### Task to carry out
Below are entries. Pull out all lines containing "оператора".

### Data
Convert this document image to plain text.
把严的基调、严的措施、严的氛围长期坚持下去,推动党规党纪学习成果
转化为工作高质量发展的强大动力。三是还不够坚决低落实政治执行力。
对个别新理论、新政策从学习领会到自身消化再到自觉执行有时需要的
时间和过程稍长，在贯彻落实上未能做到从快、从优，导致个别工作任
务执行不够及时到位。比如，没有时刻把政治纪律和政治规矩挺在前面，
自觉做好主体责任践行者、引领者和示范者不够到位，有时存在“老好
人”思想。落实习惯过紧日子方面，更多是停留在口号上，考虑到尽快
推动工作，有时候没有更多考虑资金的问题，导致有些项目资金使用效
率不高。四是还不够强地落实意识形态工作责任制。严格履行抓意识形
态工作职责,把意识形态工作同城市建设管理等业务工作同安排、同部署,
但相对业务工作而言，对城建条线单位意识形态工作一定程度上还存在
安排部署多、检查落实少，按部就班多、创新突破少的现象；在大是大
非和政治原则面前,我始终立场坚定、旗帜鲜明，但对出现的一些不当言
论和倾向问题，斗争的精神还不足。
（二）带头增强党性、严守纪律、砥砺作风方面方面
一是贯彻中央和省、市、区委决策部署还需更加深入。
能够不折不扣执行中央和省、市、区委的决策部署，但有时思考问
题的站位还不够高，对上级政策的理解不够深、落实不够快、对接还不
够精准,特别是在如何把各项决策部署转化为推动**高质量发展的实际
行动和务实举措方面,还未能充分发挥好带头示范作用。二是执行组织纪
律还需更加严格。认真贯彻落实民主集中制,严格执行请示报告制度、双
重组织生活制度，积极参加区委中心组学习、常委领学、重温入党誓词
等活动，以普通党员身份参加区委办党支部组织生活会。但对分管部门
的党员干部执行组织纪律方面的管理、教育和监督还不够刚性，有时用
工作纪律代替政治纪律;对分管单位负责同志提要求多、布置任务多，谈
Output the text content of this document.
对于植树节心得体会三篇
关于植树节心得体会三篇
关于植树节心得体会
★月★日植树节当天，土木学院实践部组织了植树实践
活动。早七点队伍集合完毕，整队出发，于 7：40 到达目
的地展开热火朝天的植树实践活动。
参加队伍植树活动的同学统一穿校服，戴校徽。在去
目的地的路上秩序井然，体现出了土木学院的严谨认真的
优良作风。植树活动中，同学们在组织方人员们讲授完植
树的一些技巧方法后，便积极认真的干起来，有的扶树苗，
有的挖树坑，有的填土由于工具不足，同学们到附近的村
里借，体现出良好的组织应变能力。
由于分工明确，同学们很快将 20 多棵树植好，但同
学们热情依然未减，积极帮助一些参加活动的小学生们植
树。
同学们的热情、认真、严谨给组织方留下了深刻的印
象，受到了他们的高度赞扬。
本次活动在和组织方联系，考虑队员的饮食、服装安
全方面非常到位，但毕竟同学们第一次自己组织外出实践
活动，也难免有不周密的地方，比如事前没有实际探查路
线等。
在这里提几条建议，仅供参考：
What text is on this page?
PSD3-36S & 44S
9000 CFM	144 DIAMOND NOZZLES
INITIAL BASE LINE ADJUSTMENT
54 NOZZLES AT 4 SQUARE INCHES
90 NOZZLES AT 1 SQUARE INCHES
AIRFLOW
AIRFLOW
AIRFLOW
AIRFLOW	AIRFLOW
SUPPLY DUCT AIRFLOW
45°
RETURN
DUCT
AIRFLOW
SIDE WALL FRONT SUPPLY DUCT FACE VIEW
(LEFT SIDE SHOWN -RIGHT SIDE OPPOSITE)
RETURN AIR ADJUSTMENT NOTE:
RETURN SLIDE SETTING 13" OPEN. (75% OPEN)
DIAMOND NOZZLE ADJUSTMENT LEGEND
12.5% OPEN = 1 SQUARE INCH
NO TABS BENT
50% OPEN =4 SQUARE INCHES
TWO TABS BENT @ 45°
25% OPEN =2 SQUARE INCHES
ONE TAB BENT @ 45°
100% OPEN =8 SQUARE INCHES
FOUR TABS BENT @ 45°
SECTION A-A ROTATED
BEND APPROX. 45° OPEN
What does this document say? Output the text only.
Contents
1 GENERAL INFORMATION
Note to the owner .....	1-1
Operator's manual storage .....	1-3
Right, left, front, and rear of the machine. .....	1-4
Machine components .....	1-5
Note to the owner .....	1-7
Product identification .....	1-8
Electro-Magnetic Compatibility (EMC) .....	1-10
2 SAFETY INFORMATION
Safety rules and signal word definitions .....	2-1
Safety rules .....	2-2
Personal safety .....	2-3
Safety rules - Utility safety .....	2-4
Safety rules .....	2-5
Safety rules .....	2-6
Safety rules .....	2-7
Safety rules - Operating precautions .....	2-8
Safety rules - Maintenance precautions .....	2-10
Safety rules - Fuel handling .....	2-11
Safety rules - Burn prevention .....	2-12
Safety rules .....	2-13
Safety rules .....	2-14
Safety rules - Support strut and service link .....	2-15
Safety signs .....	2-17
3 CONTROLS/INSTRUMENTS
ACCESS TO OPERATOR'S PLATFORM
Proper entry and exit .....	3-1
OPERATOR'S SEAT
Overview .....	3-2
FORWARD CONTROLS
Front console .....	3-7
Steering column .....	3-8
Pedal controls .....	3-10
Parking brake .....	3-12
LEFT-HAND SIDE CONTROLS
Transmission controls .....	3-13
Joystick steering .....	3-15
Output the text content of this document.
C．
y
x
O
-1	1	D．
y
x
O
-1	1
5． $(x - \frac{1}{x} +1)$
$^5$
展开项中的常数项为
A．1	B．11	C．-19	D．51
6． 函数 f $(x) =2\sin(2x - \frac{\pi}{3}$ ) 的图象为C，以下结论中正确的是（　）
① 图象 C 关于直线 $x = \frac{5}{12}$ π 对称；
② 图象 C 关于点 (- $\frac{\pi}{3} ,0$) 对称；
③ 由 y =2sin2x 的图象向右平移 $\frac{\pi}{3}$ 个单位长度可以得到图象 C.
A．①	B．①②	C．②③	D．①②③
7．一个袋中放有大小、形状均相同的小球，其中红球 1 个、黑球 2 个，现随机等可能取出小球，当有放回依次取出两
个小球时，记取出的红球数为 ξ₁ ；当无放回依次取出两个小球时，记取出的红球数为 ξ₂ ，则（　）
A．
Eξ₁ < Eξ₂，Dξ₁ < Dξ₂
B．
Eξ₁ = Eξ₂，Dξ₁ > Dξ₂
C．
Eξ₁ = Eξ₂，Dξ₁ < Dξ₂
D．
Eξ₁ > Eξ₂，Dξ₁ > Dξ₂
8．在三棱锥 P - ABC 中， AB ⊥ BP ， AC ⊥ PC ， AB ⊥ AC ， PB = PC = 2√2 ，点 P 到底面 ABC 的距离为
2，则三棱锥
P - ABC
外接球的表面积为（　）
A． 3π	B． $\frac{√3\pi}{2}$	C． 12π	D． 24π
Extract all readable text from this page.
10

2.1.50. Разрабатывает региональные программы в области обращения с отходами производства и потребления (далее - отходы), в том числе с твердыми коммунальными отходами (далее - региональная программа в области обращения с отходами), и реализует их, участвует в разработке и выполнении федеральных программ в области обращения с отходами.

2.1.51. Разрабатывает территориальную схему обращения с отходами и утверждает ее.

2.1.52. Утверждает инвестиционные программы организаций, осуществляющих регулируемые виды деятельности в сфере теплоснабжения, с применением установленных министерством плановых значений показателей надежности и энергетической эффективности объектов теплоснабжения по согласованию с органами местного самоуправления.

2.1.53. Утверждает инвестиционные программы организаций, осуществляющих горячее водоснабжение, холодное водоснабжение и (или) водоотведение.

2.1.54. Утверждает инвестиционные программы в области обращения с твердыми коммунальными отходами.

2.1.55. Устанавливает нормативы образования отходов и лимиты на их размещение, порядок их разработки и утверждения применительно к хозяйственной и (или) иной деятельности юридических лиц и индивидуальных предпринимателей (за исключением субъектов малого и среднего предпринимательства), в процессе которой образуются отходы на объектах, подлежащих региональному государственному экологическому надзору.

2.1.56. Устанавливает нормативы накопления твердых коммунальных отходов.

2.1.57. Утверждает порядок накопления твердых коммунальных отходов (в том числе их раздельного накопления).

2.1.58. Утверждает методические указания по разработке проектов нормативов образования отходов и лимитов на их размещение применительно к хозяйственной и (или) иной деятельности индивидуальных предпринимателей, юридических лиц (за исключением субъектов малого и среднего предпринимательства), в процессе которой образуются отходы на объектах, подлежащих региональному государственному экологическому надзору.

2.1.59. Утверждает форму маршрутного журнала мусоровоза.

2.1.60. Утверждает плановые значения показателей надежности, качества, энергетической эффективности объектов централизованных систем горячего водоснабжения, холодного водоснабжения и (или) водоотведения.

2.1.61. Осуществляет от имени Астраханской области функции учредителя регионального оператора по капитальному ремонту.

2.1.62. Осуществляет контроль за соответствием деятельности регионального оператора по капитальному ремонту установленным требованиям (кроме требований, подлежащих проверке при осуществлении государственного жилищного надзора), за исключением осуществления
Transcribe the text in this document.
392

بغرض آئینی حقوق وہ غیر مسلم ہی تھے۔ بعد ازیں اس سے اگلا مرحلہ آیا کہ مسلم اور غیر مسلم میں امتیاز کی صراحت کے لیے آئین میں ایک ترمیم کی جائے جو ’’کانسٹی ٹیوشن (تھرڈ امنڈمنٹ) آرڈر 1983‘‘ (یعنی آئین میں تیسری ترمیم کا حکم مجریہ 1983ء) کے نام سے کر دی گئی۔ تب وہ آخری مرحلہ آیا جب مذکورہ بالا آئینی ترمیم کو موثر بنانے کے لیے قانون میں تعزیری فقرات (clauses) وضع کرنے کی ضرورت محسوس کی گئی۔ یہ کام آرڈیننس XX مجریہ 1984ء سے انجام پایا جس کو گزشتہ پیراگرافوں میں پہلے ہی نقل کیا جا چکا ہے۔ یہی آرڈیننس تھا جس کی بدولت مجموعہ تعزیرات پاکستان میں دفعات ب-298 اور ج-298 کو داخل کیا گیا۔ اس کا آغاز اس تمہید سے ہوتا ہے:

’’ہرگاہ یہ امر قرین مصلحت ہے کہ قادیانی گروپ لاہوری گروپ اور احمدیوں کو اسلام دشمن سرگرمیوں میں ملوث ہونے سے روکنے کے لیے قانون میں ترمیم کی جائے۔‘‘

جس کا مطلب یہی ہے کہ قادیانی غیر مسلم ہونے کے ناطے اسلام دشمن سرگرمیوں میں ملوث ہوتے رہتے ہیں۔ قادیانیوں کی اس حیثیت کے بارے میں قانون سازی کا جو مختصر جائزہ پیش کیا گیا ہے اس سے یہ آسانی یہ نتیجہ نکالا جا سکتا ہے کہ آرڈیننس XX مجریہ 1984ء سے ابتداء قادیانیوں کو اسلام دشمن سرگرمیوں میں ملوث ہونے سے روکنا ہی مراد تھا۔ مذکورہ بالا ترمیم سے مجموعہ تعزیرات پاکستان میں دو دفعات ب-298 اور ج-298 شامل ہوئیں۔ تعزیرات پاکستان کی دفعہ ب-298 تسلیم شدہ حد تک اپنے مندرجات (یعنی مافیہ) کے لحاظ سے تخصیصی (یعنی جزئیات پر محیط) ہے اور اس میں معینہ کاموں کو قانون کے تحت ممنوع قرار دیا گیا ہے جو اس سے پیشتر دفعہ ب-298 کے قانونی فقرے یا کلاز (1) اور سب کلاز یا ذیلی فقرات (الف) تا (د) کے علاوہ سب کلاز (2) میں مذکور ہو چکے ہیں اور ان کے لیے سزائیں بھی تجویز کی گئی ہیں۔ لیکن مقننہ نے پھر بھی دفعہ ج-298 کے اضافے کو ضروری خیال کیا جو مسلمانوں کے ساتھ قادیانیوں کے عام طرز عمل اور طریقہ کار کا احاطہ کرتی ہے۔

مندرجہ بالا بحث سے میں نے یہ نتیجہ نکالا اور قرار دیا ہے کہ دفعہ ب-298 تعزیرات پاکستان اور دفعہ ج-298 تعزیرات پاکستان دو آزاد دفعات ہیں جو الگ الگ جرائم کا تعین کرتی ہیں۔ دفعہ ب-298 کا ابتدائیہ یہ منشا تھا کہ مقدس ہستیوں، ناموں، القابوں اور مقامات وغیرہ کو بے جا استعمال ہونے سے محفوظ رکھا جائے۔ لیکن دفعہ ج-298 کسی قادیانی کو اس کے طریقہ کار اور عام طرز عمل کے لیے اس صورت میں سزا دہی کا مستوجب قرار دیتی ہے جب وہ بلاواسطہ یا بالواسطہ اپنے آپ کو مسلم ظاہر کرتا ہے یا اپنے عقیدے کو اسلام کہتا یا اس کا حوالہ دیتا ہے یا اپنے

### In response
2.1.61. Осуществляет от имени Астраханской области функции учредителя регионального оператора по капитальному ремонту.
2.1.62. Осуществляет контроль за соответствием деятельности регионального оператора по капитальному ремонту установленным требованиям (кроме требований, подлежащих проверке при осуществлении государственного жилищного надзора), за исключением осуществления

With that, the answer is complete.